SELECTED PASSAGE:
[Start of section]
The incarnation of God was unthinkable by man.
Leaving aside the Greek-Roman mythology, where gods are not God but idols, therefore constructed by human imagination, man could never, ever have hypothesized the incarnation of God.
The great ancient philosophers, such as Plato and Aristotle, did not even consider this possibility.
But God did: through the incarnation he wanted to reveal and communicate himself to man so that man could become his friend and family member.
Saint Paul says: “But God, who is rich in mercy, because of the great love he had for us, even when we were dead in our transgressions, brought us to life with Christ (by grace you have been saved)” (Eph 2:4-5).
8. The third ground presented by the CCC: “The Word became flesh to be our model of holiness: «Take my yoke upon you, and learn from me» (Mt 11:29). «I am the way, and the truth, and the life; no one comes to the Father, but by me» (Jn 14:6). On the mountain of the Transfiguration, the Father commands: «Listen to him!» (Mk 9:7). Jesus is the model for the Beatitudes and the norm of the new law: «Love one another as I have loved you» (Jn 15:12). This love implies an effective offering of oneself, after his example” (CCC 459).
This motivation is the one that some bring up first: God could have become incarnate even if man had not sinned.
They say: we cannot bind God’s freedom to man’s sin.
This is very true.
But Sacred Scripture, as we have seen, as its first motivation brings another one: the one reported by the Creed (For us men and for our salvation he came down from heaven), St. Thomas, St. Augustine and the CCC.
9. Finally, but intimately related to the first reason, the CCC says: “The Word became flesh to make us «partakers of the divine nature» (2 Pt 1,4): «For this is why the Word became man, and the Son of God became the Son of man: so that man, by entering into communion with the Word and thus receiving divine sonship, might become a son of God» (St. Irenaeus, Adv. haeres., 3, 19, 1). «For the Son of God became man so that we might become God» (St. Athanasius, De Incarnatione, 54, 3). «The only-begotten Son of God, wanting to make us sharers in his divinity, assumed our nature, so that he, made man, might make men gods» (St. Thomas Aquinas, Opusculum 57 in festo Corporis Christi, 1-4)” (CCC 460).
10. In conclusion, I like to report what St. Thomas further observes: “All the other causes which are assigned in the preceding article have to do with a remedy for sin.
[End of section]
DATA FOR REVIEW:
[Start of section]
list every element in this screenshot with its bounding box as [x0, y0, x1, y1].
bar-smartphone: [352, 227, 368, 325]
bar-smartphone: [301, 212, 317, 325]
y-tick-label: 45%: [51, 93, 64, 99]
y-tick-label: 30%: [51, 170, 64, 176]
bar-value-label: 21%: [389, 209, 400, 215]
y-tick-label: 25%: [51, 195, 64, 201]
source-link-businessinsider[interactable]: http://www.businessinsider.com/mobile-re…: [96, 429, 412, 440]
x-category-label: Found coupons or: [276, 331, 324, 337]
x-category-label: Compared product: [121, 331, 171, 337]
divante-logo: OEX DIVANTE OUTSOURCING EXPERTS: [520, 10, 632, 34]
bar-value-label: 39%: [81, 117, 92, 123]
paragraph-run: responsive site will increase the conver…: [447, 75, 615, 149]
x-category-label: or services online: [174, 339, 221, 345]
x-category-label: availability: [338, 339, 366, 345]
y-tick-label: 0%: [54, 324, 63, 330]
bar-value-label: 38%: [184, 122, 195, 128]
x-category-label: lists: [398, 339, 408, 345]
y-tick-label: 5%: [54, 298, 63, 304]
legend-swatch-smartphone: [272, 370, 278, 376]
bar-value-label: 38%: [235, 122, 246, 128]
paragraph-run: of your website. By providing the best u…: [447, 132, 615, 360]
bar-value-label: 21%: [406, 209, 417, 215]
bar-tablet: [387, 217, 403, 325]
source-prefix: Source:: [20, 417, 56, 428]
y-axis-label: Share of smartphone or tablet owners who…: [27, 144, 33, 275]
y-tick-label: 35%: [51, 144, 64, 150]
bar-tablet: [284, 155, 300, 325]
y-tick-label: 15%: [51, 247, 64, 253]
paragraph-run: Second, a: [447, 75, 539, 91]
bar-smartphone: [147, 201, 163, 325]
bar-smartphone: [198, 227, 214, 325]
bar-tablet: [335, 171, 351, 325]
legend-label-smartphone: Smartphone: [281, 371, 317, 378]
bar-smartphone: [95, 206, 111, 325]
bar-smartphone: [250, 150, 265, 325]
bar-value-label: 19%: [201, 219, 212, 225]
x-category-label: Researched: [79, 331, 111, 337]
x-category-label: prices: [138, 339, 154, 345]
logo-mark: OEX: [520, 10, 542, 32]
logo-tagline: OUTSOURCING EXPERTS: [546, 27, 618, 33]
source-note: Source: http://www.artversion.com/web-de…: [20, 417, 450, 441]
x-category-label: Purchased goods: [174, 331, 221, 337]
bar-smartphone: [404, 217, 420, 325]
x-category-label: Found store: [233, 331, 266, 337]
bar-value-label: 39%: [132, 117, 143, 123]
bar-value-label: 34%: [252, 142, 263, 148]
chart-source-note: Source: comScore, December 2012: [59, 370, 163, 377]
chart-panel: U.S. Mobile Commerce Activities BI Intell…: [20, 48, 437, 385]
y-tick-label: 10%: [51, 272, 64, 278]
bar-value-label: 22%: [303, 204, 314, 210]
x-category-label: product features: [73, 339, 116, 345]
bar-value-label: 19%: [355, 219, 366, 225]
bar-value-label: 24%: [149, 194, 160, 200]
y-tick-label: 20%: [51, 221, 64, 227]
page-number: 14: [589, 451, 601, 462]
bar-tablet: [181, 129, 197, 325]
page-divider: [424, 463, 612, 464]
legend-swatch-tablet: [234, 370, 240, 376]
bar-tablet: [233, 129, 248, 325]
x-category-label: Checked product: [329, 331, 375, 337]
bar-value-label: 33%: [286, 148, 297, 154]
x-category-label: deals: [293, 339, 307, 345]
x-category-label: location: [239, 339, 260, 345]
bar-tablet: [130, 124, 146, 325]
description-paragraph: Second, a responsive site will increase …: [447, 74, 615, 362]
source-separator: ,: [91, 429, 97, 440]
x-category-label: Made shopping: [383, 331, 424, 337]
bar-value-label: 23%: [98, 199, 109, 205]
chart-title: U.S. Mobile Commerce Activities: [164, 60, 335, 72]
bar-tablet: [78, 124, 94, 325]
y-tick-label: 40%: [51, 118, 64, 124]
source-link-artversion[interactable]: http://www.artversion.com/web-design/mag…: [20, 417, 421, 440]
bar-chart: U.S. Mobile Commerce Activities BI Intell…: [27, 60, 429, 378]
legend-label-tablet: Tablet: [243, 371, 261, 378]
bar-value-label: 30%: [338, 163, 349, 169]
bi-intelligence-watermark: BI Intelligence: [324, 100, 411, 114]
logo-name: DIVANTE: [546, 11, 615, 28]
[End of section]
QUESTIONS:
1. According to the passage on the incarnation, which two ancient philosophers did not even consider the possibility of God becoming incarnate?
2. Write the next part of the passage on the incarnation, starting right after its last sentence.

EXPECTED RESPONSES:
1. Plato and Aristotle.

2.
For if man had not sinned, he would have been endowed with the light of Divine wisdom, and would have been perfected by God with the righteousness of justice in order to know and carry out everything needful.
But because man, on deserting God, had stooped to corporeal things, it was necessary that God should take flesh, and by corporeal things should afford him the remedy of salvation” (S. Th., III, 1,3, ad 1).
11. We now come to the second question: “What does the statement mean that we too, by our daily actions, work activities, study, participate in the activity of Redemption?”.
Of course, Christ’s redemption was more than enough and has infinite value to which nothing can be added.
But the Lord wanted us, sinners and in need of redemption, once redeemed, to become instruments of redemption together with Him: not in the sense of adding anything, but to open up passages in ourselves and in the hearts of others so that the treasures of redemption could be poured in.
Then all our actions, performed in grace, that is, grafted into Christ, by virtue of the charity of Christ that we circulate in our thoughts and affections, benefit the purification and sanctification of ourselves and at the same time of many.
In this sense, St. Paul said: “Now I rejoice in my sufferings for your sake, and in my flesh I am filling up what is lacking in the afflictions of Christ on behalf of his body, which is the church” (Col 1:24).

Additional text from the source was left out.